*Aim*.
Only a number is wanted: how many lines in the records below contain "name"?

*Data for this exercise*.
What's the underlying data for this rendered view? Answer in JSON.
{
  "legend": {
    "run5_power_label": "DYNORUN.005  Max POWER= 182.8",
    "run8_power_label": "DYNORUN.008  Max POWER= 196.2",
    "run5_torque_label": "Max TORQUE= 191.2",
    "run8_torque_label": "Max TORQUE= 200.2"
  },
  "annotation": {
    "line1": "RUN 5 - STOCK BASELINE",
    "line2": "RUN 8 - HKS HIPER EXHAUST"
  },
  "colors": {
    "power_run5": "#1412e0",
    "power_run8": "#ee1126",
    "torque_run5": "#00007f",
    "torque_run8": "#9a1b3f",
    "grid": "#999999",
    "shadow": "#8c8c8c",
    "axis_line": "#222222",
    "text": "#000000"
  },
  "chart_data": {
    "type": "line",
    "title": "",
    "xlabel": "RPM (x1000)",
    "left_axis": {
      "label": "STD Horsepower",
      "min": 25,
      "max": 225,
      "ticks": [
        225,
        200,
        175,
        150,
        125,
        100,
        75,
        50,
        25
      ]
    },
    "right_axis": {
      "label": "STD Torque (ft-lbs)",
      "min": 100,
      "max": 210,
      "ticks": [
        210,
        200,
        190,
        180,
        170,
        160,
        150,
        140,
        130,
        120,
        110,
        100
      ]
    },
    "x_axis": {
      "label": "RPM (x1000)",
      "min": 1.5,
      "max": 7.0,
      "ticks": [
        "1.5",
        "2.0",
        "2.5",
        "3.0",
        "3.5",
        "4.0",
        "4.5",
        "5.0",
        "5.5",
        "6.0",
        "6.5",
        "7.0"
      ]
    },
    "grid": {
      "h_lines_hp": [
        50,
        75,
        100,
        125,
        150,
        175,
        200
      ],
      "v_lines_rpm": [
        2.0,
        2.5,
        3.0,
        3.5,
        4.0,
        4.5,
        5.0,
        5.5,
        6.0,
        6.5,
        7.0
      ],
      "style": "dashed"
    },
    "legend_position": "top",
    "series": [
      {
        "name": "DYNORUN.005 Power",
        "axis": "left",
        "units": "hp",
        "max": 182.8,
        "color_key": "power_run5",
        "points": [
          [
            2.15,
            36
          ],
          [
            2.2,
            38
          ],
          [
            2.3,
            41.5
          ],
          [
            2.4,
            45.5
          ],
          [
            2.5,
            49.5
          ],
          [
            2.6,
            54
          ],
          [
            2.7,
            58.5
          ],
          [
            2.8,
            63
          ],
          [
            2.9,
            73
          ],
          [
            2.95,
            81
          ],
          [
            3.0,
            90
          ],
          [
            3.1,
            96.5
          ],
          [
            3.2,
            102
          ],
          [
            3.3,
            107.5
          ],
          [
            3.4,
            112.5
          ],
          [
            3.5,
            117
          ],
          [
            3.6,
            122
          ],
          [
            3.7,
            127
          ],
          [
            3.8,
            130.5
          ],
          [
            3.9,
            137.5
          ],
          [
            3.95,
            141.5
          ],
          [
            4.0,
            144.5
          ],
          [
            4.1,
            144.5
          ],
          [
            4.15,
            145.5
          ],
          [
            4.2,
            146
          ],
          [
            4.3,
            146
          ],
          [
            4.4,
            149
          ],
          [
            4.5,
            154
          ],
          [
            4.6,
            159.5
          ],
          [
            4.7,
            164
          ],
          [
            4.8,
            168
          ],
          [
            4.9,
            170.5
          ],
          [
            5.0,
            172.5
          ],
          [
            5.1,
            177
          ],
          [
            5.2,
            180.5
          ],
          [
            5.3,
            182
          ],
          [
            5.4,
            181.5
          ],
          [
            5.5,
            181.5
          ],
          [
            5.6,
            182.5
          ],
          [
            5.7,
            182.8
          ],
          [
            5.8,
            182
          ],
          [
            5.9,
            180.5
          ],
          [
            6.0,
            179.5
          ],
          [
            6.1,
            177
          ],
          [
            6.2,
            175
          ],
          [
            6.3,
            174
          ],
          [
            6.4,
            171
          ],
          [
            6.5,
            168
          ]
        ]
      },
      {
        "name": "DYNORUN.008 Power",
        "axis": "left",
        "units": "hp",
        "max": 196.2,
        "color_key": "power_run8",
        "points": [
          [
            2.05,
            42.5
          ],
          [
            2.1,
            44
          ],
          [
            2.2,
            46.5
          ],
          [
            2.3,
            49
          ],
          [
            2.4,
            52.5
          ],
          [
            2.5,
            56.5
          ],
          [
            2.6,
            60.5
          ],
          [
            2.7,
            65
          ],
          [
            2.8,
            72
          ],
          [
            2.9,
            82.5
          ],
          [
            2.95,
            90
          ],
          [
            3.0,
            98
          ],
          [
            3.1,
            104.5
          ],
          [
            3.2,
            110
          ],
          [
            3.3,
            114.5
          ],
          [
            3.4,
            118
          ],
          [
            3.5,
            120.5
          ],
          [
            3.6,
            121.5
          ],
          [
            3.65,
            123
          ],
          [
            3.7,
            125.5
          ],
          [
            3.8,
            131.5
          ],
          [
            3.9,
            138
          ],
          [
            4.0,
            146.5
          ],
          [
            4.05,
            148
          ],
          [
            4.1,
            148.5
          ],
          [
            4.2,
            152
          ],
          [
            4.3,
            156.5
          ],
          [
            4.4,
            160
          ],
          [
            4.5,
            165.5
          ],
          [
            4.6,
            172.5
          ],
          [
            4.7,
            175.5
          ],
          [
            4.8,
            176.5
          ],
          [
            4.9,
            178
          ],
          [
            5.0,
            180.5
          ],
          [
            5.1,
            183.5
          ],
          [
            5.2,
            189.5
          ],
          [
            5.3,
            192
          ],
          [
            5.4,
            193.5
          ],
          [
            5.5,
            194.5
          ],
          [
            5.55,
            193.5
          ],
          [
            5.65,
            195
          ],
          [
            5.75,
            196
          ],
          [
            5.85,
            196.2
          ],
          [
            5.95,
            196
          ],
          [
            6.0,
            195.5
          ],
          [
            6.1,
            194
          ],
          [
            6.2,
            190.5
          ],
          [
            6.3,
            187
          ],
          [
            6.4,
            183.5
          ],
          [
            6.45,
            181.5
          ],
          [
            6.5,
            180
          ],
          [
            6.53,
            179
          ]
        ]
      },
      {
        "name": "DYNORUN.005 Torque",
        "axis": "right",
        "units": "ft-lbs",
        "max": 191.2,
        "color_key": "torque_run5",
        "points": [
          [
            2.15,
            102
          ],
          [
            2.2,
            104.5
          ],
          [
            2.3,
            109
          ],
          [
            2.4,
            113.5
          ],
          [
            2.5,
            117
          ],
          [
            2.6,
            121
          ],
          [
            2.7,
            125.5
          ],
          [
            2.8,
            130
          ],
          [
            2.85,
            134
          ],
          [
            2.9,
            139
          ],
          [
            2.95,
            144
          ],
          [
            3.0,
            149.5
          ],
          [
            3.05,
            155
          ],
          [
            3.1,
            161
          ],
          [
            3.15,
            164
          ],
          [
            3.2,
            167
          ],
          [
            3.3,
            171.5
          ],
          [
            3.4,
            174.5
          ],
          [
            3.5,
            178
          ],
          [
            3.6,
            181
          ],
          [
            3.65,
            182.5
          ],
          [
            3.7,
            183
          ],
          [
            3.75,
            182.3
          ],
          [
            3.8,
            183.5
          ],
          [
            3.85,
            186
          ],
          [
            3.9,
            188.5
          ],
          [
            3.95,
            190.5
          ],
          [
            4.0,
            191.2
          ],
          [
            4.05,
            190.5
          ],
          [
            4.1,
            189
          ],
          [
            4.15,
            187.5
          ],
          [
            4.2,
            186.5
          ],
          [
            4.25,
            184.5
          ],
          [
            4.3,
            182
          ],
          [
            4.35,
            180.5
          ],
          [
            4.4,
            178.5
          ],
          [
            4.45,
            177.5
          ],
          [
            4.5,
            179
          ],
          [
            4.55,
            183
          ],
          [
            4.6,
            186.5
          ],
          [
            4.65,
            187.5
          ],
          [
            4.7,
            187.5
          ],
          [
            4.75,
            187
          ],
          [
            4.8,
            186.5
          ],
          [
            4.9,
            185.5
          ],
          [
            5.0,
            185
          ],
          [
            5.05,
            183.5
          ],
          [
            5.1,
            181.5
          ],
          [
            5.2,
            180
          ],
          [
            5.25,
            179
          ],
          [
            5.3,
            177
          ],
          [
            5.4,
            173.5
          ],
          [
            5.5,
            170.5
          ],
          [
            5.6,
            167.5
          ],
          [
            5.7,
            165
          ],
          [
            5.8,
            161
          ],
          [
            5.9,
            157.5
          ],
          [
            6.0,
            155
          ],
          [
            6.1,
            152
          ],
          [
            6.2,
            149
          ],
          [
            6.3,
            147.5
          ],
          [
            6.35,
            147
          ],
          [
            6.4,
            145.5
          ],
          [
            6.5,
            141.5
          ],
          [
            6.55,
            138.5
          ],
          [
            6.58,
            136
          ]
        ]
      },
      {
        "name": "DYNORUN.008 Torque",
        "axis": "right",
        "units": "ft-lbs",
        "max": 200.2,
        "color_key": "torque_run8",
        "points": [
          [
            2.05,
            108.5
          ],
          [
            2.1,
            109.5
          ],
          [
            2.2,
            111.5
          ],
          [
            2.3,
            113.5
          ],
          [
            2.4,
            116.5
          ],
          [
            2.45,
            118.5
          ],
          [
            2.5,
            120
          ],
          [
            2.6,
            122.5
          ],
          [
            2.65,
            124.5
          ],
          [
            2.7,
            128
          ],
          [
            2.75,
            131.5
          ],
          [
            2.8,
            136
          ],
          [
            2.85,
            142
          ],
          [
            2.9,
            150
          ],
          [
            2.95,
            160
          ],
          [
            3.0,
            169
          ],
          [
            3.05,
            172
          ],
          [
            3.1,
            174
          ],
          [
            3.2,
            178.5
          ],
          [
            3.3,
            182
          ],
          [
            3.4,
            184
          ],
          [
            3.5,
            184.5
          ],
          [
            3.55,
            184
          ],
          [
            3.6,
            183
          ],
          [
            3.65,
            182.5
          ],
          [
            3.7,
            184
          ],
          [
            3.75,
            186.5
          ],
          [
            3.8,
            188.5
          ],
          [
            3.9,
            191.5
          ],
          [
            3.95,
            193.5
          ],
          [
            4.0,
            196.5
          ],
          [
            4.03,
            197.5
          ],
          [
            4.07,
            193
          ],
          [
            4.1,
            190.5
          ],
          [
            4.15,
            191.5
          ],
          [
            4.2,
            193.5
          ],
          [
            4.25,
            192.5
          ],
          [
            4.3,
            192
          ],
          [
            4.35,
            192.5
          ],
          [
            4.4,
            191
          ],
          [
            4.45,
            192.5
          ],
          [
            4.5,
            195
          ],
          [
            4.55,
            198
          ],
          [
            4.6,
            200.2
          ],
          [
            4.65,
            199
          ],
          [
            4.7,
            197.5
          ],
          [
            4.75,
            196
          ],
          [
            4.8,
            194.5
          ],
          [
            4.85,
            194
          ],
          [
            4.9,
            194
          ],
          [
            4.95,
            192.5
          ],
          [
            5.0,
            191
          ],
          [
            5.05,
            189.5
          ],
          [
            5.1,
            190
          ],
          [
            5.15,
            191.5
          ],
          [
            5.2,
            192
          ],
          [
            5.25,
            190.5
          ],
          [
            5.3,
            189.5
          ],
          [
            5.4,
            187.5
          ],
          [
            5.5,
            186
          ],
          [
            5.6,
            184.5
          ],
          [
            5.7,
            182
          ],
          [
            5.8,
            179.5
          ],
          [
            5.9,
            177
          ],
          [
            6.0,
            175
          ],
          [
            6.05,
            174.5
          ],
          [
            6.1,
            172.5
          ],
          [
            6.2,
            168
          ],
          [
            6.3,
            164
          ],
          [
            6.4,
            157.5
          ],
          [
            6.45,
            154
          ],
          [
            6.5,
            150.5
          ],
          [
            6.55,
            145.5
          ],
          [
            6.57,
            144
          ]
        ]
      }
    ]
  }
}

*Result for this task*.
4